(Registros de elementos e coordenadas)
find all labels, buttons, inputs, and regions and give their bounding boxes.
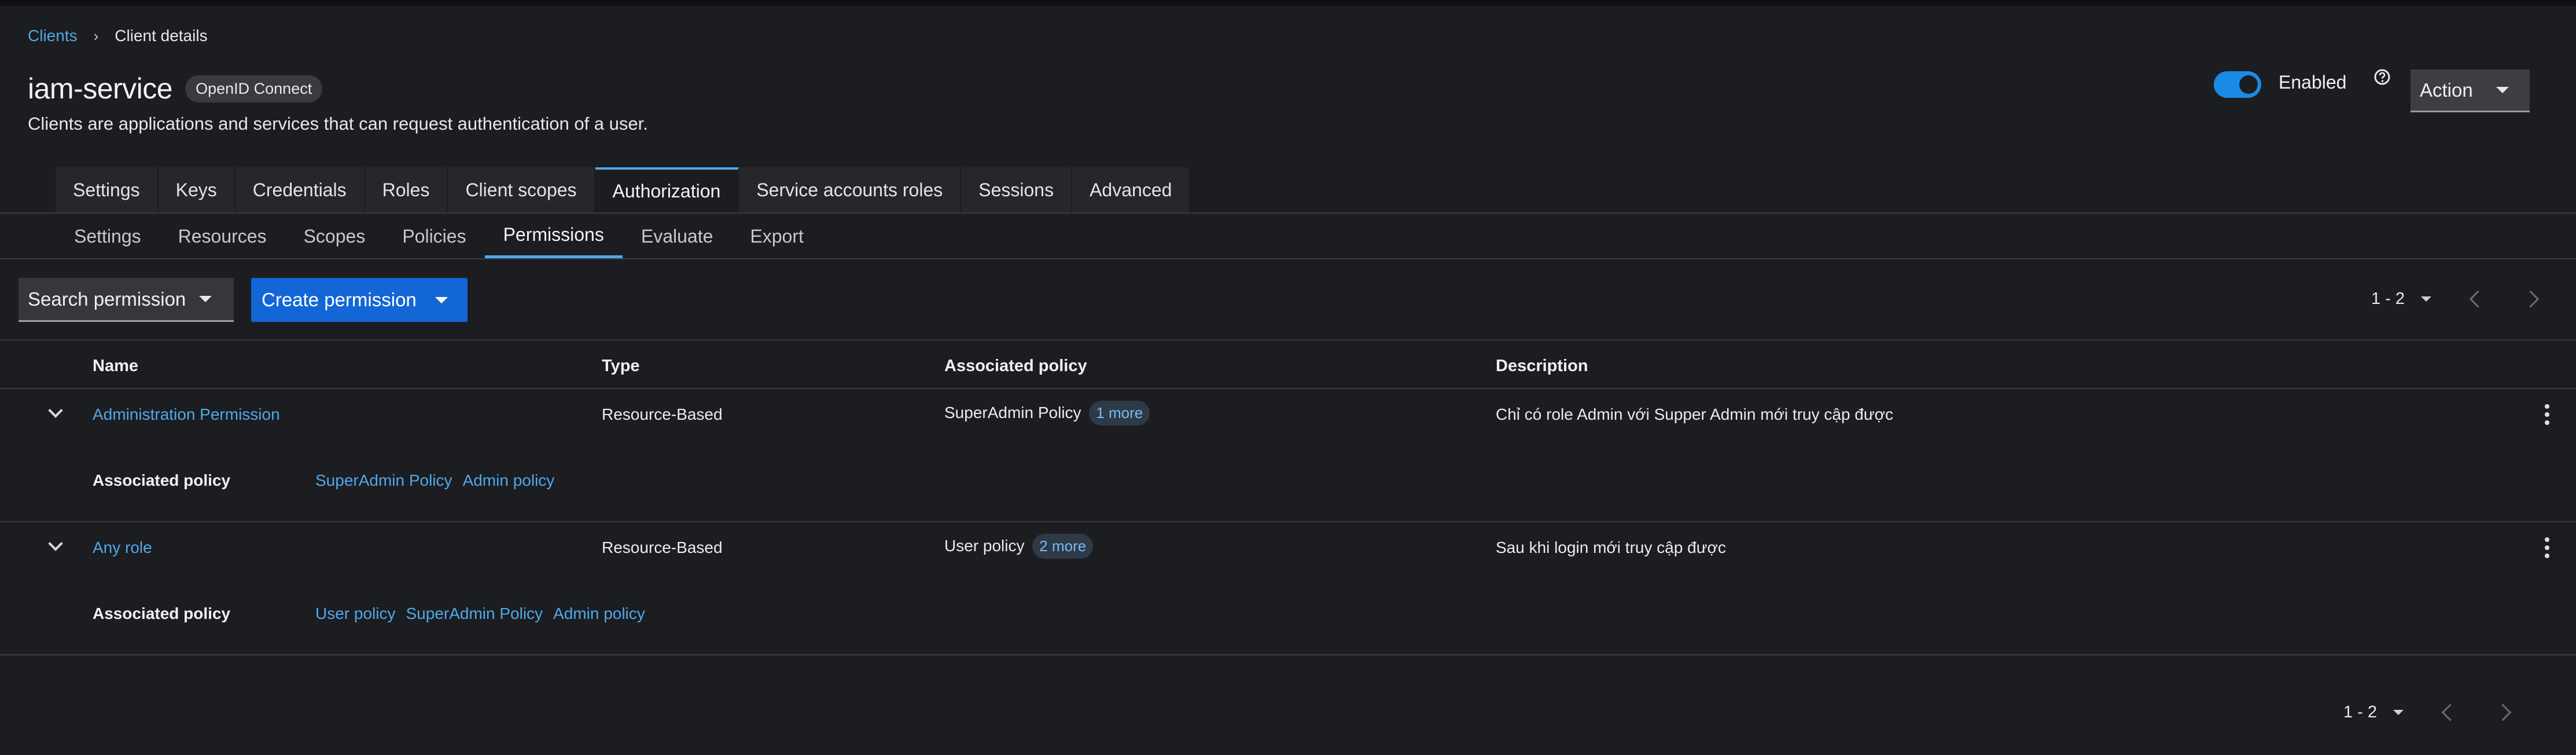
subtab-policies[interactable]: Policies xyxy=(384,214,484,258)
pagination-range[interactable]: 1 - 2 xyxy=(2371,289,2405,309)
toggle-knob xyxy=(2239,75,2258,94)
permission-type: Resource-Based xyxy=(602,405,723,423)
sub-tabs: Settings Resources Scopes Policies Permi… xyxy=(56,214,822,258)
expanded-policies: User policy SuperAdmin Policy Admin poli… xyxy=(315,604,645,623)
divider xyxy=(0,339,2576,340)
divider xyxy=(0,388,2576,389)
kebab-menu-icon[interactable] xyxy=(2545,537,2549,558)
permission-name-link[interactable]: Administration Permission xyxy=(93,405,280,424)
chevron-right-icon: › xyxy=(93,27,99,45)
help-icon[interactable] xyxy=(2373,68,2391,86)
more-badge[interactable]: 1 more xyxy=(1089,401,1150,426)
search-permission-select[interactable]: Search permission xyxy=(19,278,234,322)
tab-service-accounts-roles[interactable]: Service accounts roles xyxy=(739,167,962,212)
chevron-down-icon[interactable] xyxy=(48,403,63,418)
caret-down-icon[interactable] xyxy=(2393,710,2404,715)
enabled-label: Enabled xyxy=(2279,72,2347,93)
associated-policy-cell: SuperAdmin Policy 1 more xyxy=(944,401,1150,426)
next-page-icon[interactable] xyxy=(2494,703,2512,721)
pagination-top: 1 - 2 xyxy=(2371,289,2540,309)
column-header-type: Type xyxy=(602,357,640,375)
associated-policy: User policy xyxy=(944,537,1025,555)
tab-roles[interactable]: Roles xyxy=(365,167,448,212)
tab-sessions[interactable]: Sessions xyxy=(961,167,1073,212)
create-permission-button[interactable]: Create permission xyxy=(251,278,468,322)
tab-credentials[interactable]: Credentials xyxy=(235,167,365,212)
policy-link[interactable]: SuperAdmin Policy xyxy=(315,471,452,490)
divider xyxy=(0,212,2576,214)
expanded-policies: SuperAdmin Policy Admin policy xyxy=(315,471,554,490)
column-header-policy: Associated policy xyxy=(944,357,1087,375)
chevron-down-icon[interactable] xyxy=(48,536,63,551)
breadcrumb-clients-link[interactable]: Clients xyxy=(28,27,78,45)
subtab-export[interactable]: Export xyxy=(731,214,822,258)
breadcrumb-current: Client details xyxy=(115,27,208,45)
kebab-menu-icon[interactable] xyxy=(2545,404,2549,425)
main-tabs: Settings Keys Credentials Roles Client s… xyxy=(56,167,1191,212)
expanded-label: Associated policy xyxy=(93,604,231,622)
associated-policy: SuperAdmin Policy xyxy=(944,404,1081,422)
action-dropdown[interactable]: Action xyxy=(2411,69,2530,112)
divider xyxy=(0,654,2576,655)
expanded-label: Associated policy xyxy=(93,471,231,489)
caret-down-icon[interactable] xyxy=(2421,296,2432,302)
tab-authorization[interactable]: Authorization xyxy=(595,167,739,212)
associated-policy-cell: User policy 2 more xyxy=(944,534,1094,559)
prev-page-icon[interactable] xyxy=(2469,290,2487,308)
tab-client-scopes[interactable]: Client scopes xyxy=(448,167,595,212)
action-label: Action xyxy=(2420,79,2473,101)
tab-advanced[interactable]: Advanced xyxy=(1072,167,1191,212)
policy-link[interactable]: Admin policy xyxy=(463,471,555,490)
caret-down-icon xyxy=(435,296,448,303)
caret-down-icon xyxy=(199,296,212,302)
column-header-description: Description xyxy=(1496,357,1588,375)
breadcrumb: Clients › Client details xyxy=(28,27,208,45)
tab-settings[interactable]: Settings xyxy=(56,167,159,212)
title-row: iam-service OpenID Connect xyxy=(28,72,323,105)
top-strip xyxy=(0,0,2576,6)
page-subtitle: Clients are applications and services th… xyxy=(28,113,648,134)
subtab-permissions[interactable]: Permissions xyxy=(484,214,623,258)
enabled-toggle[interactable] xyxy=(2214,71,2261,98)
tab-keys[interactable]: Keys xyxy=(158,167,235,212)
permission-description: Chỉ có role Admin với Supper Admin mới t… xyxy=(1496,405,1893,423)
next-page-icon[interactable] xyxy=(2522,290,2540,308)
column-header-name: Name xyxy=(93,357,138,375)
page-title: iam-service xyxy=(28,72,173,105)
prev-page-icon[interactable] xyxy=(2441,703,2459,721)
permission-description: Sau khi login mới truy cập được xyxy=(1496,538,1726,556)
divider xyxy=(0,258,2576,259)
create-permission-label: Create permission xyxy=(262,289,417,310)
policy-link[interactable]: User policy xyxy=(315,604,395,623)
subtab-scopes[interactable]: Scopes xyxy=(285,214,384,258)
subtab-resources[interactable]: Resources xyxy=(160,214,285,258)
protocol-badge: OpenID Connect xyxy=(185,75,323,102)
search-permission-label: Search permission xyxy=(28,288,186,310)
policy-link[interactable]: SuperAdmin Policy xyxy=(406,604,543,623)
pagination-bottom: 1 - 2 xyxy=(2343,703,2512,722)
divider xyxy=(0,521,2576,522)
pagination-range[interactable]: 1 - 2 xyxy=(2343,703,2377,722)
permission-type: Resource-Based xyxy=(602,538,723,556)
policy-link[interactable]: Admin policy xyxy=(553,604,645,623)
caret-down-icon xyxy=(2496,87,2509,93)
subtab-settings[interactable]: Settings xyxy=(56,214,160,258)
permission-name-link[interactable]: Any role xyxy=(93,538,152,557)
more-badge[interactable]: 2 more xyxy=(1032,534,1094,559)
subtab-evaluate[interactable]: Evaluate xyxy=(623,214,732,258)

• [Exercício escrito] Reescreva todos os dados trocando "Resource-Based" por "Scope-Based" e sem alterar mais nada. Deixe as imagens fora da resposta.

• [Resultado da tarefa]
find all labels, buttons, inputs, and regions and give their bounding boxes.
subtab-policies[interactable]: Policies xyxy=(384,214,484,258)
pagination-range[interactable]: 1 - 2 xyxy=(2371,289,2405,309)
toggle-knob xyxy=(2239,75,2258,94)
permission-type: Scope-Based xyxy=(602,405,723,423)
sub-tabs: Settings Resources Scopes Policies Permi… xyxy=(56,214,822,258)
expanded-policies: User policy SuperAdmin Policy Admin poli… xyxy=(315,604,645,623)
divider xyxy=(0,339,2576,340)
divider xyxy=(0,388,2576,389)
kebab-menu-icon[interactable] xyxy=(2545,537,2549,558)
permission-name-link[interactable]: Administration Permission xyxy=(93,405,280,424)
chevron-right-icon: › xyxy=(93,27,99,45)
help-icon[interactable] xyxy=(2373,68,2391,86)
more-badge[interactable]: 1 more xyxy=(1089,401,1150,426)
search-permission-select[interactable]: Search permission xyxy=(19,278,234,322)
tab-service-accounts-roles[interactable]: Service accounts roles xyxy=(739,167,962,212)
chevron-down-icon[interactable] xyxy=(48,403,63,418)
caret-down-icon[interactable] xyxy=(2393,710,2404,715)
enabled-label: Enabled xyxy=(2279,72,2347,93)
associated-policy-cell: SuperAdmin Policy 1 more xyxy=(944,401,1150,426)
next-page-icon[interactable] xyxy=(2494,703,2512,721)
pagination-top: 1 - 2 xyxy=(2371,289,2540,309)
column-header-type: Type xyxy=(602,357,640,375)
associated-policy: User policy xyxy=(944,537,1025,555)
tab-roles[interactable]: Roles xyxy=(365,167,448,212)
tab-sessions[interactable]: Sessions xyxy=(961,167,1073,212)
create-permission-button[interactable]: Create permission xyxy=(251,278,468,322)
tab-credentials[interactable]: Credentials xyxy=(235,167,365,212)
policy-link[interactable]: SuperAdmin Policy xyxy=(315,471,452,490)
divider xyxy=(0,212,2576,214)
expanded-policies: SuperAdmin Policy Admin policy xyxy=(315,471,554,490)
column-header-policy: Associated policy xyxy=(944,357,1087,375)
chevron-down-icon[interactable] xyxy=(48,536,63,551)
breadcrumb-clients-link[interactable]: Clients xyxy=(28,27,78,45)
subtab-export[interactable]: Export xyxy=(731,214,822,258)
breadcrumb-current: Client details xyxy=(115,27,208,45)
kebab-menu-icon[interactable] xyxy=(2545,404,2549,425)
main-tabs: Settings Keys Credentials Roles Client s… xyxy=(56,167,1191,212)
expanded-label: Associated policy xyxy=(93,604,231,622)
associated-policy: SuperAdmin Policy xyxy=(944,404,1081,422)
action-dropdown[interactable]: Action xyxy=(2411,69,2530,112)
divider xyxy=(0,654,2576,655)
expanded-label: Associated policy xyxy=(93,471,231,489)
caret-down-icon[interactable] xyxy=(2421,296,2432,302)
tab-authorization[interactable]: Authorization xyxy=(595,167,739,212)
associated-policy-cell: User policy 2 more xyxy=(944,534,1094,559)
prev-page-icon[interactable] xyxy=(2469,290,2487,308)
tab-client-scopes[interactable]: Client scopes xyxy=(448,167,595,212)
action-label: Action xyxy=(2420,79,2473,101)
tab-advanced[interactable]: Advanced xyxy=(1072,167,1191,212)
policy-link[interactable]: Admin policy xyxy=(463,471,555,490)
caret-down-icon xyxy=(435,296,448,303)
caret-down-icon xyxy=(199,296,212,302)
column-header-description: Description xyxy=(1496,357,1588,375)
breadcrumb: Clients › Client details xyxy=(28,27,208,45)
tab-settings[interactable]: Settings xyxy=(56,167,159,212)
title-row: iam-service OpenID Connect xyxy=(28,72,323,105)
top-strip xyxy=(0,0,2576,6)
page-subtitle: Clients are applications and services th… xyxy=(28,113,648,134)
subtab-permissions[interactable]: Permissions xyxy=(484,214,623,258)
enabled-toggle[interactable] xyxy=(2214,71,2261,98)
tab-keys[interactable]: Keys xyxy=(158,167,235,212)
permission-description: Chỉ có role Admin với Supper Admin mới t… xyxy=(1496,405,1893,423)
next-page-icon[interactable] xyxy=(2522,290,2540,308)
column-header-name: Name xyxy=(93,357,138,375)
page-title: iam-service xyxy=(28,72,173,105)
prev-page-icon[interactable] xyxy=(2441,703,2459,721)
permission-description: Sau khi login mới truy cập được xyxy=(1496,538,1726,556)
divider xyxy=(0,258,2576,259)
create-permission-label: Create permission xyxy=(262,289,417,310)
policy-link[interactable]: User policy xyxy=(315,604,395,623)
subtab-scopes[interactable]: Scopes xyxy=(285,214,384,258)
subtab-resources[interactable]: Resources xyxy=(160,214,285,258)
protocol-badge: OpenID Connect xyxy=(185,75,323,102)
search-permission-label: Search permission xyxy=(28,288,186,310)
policy-link[interactable]: SuperAdmin Policy xyxy=(406,604,543,623)
pagination-bottom: 1 - 2 xyxy=(2343,703,2512,722)
divider xyxy=(0,521,2576,522)
pagination-range[interactable]: 1 - 2 xyxy=(2343,703,2377,722)
permission-type: Scope-Based xyxy=(602,538,723,556)
policy-link[interactable]: Admin policy xyxy=(553,604,645,623)
caret-down-icon xyxy=(2496,87,2509,93)
subtab-settings[interactable]: Settings xyxy=(56,214,160,258)
permission-name-link[interactable]: Any role xyxy=(93,538,152,557)
more-badge[interactable]: 2 more xyxy=(1032,534,1094,559)
subtab-evaluate[interactable]: Evaluate xyxy=(623,214,732,258)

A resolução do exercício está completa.